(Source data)
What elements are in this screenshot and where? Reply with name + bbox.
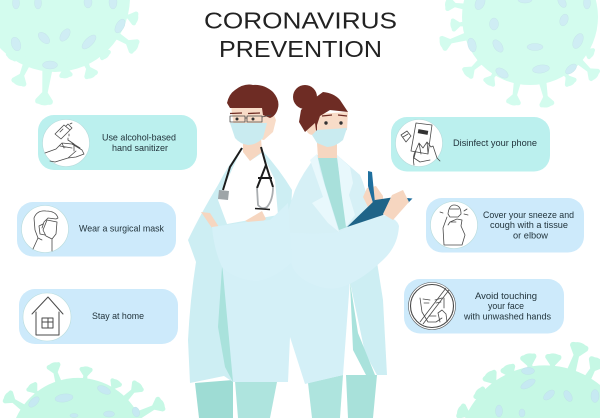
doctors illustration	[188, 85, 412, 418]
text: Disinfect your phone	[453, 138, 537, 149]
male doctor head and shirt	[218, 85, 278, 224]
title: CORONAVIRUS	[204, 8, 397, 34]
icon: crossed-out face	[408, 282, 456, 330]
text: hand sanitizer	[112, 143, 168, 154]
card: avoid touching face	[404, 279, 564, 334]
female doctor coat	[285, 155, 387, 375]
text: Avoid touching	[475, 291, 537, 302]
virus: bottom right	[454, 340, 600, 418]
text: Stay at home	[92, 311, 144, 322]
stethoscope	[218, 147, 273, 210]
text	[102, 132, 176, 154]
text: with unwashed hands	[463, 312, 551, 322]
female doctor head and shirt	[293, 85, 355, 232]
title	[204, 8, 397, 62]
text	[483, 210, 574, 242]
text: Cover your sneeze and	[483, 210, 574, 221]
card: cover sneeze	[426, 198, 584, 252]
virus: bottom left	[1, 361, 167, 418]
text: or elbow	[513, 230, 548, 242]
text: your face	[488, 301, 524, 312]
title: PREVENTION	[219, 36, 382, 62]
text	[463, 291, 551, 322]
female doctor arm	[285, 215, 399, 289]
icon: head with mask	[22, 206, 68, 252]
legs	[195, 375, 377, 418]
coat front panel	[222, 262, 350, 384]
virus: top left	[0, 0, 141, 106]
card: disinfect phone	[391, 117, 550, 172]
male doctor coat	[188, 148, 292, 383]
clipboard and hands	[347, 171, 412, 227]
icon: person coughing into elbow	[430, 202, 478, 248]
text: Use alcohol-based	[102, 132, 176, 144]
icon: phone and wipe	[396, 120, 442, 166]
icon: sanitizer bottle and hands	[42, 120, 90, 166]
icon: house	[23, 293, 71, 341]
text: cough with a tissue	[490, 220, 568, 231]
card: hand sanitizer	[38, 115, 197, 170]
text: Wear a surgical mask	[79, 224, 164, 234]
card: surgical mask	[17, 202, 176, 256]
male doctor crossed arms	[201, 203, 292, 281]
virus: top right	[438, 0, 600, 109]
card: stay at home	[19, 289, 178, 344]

==

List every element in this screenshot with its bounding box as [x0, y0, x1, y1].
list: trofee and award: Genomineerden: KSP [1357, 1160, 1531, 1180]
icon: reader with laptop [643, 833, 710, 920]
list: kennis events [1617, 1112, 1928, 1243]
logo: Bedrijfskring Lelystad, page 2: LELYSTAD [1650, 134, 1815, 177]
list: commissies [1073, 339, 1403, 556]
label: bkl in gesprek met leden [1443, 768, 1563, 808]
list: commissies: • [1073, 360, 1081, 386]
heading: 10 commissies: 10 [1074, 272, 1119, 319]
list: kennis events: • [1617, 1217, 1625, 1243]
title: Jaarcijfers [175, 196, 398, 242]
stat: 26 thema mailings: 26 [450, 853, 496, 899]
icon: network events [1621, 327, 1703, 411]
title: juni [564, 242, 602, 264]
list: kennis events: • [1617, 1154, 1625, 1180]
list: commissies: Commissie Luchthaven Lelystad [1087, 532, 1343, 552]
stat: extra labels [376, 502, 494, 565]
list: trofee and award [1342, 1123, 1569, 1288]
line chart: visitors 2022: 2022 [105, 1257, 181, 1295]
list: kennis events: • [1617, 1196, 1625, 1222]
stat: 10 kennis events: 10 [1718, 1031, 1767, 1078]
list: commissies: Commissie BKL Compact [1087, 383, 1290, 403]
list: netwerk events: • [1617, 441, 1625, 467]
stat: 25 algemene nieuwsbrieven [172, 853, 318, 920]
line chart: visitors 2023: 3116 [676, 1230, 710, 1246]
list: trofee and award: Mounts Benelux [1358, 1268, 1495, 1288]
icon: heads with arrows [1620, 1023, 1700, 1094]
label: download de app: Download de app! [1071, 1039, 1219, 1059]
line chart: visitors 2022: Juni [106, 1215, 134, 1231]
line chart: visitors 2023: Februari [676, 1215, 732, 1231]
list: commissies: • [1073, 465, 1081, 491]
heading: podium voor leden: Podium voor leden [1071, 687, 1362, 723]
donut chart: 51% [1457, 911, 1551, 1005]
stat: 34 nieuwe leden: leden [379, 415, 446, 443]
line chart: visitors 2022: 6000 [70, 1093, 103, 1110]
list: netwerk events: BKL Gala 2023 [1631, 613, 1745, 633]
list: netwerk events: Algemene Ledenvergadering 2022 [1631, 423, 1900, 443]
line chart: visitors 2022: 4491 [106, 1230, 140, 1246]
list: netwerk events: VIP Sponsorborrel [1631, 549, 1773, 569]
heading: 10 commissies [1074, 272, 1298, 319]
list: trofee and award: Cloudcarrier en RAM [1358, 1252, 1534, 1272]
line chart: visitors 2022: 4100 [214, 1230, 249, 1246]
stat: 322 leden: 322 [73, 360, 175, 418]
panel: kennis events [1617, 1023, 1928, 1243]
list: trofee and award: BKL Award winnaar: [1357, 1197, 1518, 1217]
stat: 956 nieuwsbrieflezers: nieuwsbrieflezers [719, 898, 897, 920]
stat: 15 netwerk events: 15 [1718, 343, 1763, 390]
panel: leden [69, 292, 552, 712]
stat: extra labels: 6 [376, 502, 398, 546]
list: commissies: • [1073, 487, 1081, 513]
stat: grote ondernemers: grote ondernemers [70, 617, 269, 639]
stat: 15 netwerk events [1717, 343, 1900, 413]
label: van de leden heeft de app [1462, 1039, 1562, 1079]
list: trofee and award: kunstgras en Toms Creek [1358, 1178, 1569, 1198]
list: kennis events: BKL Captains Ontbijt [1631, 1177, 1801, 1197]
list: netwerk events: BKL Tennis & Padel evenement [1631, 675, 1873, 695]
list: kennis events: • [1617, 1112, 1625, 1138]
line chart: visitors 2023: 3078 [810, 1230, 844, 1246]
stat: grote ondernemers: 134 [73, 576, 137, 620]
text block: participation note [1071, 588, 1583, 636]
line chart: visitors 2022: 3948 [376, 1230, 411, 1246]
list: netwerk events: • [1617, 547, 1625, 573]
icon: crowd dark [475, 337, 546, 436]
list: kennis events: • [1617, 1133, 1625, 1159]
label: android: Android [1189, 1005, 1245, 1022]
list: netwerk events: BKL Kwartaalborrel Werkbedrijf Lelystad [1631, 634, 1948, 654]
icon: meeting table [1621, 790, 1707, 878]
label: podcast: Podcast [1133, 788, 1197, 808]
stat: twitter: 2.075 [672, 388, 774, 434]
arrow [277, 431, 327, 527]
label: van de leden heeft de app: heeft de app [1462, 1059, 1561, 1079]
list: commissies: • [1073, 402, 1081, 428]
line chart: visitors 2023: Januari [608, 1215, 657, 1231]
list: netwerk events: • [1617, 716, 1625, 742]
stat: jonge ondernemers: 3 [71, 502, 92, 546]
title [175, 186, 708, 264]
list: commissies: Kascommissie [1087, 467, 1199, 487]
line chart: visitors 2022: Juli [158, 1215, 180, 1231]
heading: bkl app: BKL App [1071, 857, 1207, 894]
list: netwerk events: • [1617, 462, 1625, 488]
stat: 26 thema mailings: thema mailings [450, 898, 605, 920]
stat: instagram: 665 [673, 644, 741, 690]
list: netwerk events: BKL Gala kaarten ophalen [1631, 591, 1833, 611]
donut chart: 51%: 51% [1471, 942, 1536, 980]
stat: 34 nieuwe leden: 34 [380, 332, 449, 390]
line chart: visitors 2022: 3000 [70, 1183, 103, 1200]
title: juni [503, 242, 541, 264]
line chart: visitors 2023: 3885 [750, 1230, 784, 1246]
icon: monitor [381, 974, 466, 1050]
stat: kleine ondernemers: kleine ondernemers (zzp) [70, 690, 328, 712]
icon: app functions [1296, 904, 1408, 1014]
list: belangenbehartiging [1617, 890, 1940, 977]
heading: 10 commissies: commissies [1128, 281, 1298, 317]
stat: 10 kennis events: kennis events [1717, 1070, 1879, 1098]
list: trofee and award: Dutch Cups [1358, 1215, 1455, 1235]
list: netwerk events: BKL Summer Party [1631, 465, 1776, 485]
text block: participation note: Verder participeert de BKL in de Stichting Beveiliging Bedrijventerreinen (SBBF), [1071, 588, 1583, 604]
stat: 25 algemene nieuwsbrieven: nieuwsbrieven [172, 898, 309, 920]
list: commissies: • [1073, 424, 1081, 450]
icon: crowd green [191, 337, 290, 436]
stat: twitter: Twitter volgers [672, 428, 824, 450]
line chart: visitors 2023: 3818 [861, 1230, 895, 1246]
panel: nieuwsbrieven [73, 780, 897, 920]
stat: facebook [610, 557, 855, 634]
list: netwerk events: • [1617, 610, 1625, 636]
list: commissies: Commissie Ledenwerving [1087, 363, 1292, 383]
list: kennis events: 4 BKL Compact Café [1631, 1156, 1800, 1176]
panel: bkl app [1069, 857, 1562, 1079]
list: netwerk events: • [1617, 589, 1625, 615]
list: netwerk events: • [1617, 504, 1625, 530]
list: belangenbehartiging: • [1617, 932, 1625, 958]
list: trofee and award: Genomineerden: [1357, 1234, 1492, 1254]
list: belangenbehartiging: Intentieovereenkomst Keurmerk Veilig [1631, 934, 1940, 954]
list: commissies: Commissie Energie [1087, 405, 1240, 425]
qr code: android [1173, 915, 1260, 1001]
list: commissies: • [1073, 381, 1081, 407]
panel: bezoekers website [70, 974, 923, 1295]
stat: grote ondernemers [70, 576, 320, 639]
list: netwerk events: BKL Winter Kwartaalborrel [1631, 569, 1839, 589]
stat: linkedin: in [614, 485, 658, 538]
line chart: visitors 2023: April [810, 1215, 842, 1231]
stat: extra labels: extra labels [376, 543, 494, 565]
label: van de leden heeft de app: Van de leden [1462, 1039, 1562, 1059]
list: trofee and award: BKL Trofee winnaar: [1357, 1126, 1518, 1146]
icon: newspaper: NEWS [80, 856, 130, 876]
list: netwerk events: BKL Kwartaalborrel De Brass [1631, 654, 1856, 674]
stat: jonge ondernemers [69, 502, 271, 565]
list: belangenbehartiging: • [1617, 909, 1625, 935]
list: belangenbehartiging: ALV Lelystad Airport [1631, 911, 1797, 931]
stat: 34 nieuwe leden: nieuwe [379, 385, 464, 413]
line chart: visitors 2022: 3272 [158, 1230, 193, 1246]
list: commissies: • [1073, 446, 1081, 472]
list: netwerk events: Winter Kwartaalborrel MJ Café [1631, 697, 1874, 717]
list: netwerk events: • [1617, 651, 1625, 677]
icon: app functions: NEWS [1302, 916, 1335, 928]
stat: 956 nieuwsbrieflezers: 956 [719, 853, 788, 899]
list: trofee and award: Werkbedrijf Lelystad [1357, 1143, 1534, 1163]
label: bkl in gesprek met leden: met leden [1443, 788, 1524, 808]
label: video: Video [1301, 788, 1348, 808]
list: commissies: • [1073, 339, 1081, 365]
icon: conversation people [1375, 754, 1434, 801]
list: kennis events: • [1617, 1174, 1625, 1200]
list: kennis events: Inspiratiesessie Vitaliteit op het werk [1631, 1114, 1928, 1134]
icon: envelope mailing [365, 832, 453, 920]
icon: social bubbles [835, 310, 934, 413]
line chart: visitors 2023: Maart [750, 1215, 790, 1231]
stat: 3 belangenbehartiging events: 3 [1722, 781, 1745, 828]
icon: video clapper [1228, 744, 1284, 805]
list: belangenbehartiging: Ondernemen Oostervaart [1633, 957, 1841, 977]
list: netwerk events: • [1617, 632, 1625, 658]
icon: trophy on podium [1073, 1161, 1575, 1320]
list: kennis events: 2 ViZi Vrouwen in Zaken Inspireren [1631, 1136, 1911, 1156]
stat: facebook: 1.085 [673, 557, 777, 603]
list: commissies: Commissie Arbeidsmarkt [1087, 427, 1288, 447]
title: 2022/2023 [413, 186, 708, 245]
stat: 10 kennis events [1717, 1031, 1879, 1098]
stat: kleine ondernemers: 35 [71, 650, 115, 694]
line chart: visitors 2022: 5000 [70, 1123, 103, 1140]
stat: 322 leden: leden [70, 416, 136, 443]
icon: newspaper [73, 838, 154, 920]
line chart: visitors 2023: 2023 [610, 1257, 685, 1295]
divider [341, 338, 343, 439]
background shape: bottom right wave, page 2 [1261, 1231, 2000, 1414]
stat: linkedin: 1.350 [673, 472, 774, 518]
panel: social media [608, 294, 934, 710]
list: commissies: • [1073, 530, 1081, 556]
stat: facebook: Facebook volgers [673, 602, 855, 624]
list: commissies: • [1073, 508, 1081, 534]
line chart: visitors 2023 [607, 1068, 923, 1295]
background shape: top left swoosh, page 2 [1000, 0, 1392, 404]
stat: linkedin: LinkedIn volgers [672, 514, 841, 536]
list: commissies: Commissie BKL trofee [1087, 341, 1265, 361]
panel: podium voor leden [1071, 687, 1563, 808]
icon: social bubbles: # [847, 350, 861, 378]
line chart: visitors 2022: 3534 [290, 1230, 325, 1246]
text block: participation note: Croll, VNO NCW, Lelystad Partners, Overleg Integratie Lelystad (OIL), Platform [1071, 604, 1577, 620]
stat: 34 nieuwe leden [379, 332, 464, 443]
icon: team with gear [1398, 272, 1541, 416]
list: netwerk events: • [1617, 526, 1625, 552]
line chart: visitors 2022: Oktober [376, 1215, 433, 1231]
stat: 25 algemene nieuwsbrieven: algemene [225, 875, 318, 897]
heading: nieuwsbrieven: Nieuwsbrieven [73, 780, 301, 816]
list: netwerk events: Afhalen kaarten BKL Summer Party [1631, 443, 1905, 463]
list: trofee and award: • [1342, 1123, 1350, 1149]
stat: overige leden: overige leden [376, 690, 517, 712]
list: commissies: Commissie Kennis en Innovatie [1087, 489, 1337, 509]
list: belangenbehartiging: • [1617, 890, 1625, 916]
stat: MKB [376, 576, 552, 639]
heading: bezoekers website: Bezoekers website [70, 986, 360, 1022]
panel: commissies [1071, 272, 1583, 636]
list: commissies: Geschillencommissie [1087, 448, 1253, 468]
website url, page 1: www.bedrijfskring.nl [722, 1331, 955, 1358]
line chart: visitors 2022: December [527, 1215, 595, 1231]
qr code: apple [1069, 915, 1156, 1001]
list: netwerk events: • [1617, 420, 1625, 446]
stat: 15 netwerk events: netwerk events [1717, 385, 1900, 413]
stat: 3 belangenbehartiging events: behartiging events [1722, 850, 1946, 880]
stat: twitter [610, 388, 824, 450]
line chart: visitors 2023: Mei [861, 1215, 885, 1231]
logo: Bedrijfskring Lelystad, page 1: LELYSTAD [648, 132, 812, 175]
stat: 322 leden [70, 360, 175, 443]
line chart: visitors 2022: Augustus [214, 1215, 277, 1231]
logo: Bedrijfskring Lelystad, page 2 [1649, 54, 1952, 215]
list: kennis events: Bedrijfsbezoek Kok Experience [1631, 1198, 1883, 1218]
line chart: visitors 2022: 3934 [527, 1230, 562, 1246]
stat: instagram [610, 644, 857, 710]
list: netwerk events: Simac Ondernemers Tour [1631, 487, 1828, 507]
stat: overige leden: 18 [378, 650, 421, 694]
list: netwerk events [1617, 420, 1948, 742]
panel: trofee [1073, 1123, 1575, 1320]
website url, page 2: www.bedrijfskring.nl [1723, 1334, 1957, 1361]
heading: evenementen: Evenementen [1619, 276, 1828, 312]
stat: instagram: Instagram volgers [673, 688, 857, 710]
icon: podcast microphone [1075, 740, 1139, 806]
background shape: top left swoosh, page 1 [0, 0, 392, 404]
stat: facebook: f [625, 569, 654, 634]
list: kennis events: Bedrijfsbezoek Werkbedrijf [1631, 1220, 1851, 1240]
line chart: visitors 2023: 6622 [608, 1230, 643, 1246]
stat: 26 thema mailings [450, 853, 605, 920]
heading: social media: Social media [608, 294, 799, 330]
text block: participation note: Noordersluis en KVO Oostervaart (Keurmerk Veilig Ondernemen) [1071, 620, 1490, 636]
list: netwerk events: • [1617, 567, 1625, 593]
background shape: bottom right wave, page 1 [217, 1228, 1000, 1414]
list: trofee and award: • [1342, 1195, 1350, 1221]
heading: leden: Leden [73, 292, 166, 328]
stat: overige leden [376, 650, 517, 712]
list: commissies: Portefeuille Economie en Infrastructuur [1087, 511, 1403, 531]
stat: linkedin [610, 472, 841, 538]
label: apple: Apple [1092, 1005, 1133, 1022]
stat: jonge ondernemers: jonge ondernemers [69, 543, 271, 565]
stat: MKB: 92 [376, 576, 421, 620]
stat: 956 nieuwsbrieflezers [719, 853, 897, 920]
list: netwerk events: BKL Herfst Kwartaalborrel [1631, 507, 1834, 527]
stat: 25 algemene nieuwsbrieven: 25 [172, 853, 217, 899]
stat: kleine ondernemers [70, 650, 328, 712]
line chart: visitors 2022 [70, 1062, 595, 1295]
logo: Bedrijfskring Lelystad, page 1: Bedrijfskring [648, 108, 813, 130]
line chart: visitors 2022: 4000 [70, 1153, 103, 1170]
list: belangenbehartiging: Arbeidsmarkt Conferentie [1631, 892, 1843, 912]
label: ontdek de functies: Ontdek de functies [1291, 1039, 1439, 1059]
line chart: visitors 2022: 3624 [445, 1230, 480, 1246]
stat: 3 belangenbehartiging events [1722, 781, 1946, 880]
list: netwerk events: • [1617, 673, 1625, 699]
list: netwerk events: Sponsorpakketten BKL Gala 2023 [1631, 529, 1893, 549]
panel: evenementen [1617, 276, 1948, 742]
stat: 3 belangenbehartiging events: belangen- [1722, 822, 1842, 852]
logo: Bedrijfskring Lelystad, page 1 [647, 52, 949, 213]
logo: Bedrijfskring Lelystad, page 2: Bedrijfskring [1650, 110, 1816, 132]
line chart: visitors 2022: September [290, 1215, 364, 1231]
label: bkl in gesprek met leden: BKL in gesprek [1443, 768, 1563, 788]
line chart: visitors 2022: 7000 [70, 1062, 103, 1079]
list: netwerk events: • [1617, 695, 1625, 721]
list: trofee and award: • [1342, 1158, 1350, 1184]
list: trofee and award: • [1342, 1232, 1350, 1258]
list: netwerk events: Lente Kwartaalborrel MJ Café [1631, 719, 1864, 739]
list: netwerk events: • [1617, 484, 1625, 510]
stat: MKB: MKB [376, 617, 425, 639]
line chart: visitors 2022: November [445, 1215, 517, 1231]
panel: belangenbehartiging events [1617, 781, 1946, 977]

==

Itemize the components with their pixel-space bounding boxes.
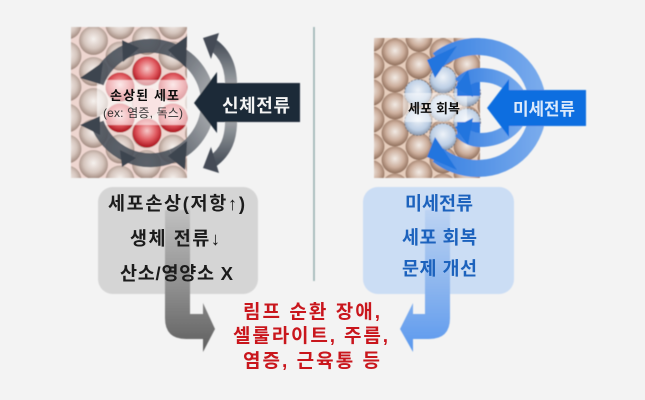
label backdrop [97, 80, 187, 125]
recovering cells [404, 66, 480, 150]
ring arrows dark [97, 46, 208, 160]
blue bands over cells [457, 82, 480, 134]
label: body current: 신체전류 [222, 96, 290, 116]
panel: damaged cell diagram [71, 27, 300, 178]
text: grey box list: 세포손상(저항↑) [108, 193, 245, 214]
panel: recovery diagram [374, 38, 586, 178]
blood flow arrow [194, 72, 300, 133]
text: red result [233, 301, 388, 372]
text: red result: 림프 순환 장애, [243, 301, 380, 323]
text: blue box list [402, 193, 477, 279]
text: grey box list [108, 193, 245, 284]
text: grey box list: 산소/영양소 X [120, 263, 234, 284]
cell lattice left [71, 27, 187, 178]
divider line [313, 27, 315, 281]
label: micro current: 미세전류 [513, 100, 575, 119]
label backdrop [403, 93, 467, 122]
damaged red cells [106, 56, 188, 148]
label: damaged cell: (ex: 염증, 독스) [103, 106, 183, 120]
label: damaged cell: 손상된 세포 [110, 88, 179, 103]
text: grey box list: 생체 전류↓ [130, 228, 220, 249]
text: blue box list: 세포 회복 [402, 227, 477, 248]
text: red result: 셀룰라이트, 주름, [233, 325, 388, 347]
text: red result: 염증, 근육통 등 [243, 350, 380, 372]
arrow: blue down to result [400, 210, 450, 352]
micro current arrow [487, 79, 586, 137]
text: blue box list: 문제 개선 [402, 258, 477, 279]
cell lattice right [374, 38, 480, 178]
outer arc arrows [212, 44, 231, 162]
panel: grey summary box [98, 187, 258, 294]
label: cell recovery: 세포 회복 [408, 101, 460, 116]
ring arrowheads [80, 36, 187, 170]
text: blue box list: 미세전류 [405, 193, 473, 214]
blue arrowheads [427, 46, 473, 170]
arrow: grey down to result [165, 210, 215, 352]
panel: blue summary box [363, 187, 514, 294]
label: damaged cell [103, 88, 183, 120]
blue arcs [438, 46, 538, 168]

▶ Problem statement: Nothing but a number should be given: the number of lines in the records that contain the word "bezoekers".

▶ Output below: 2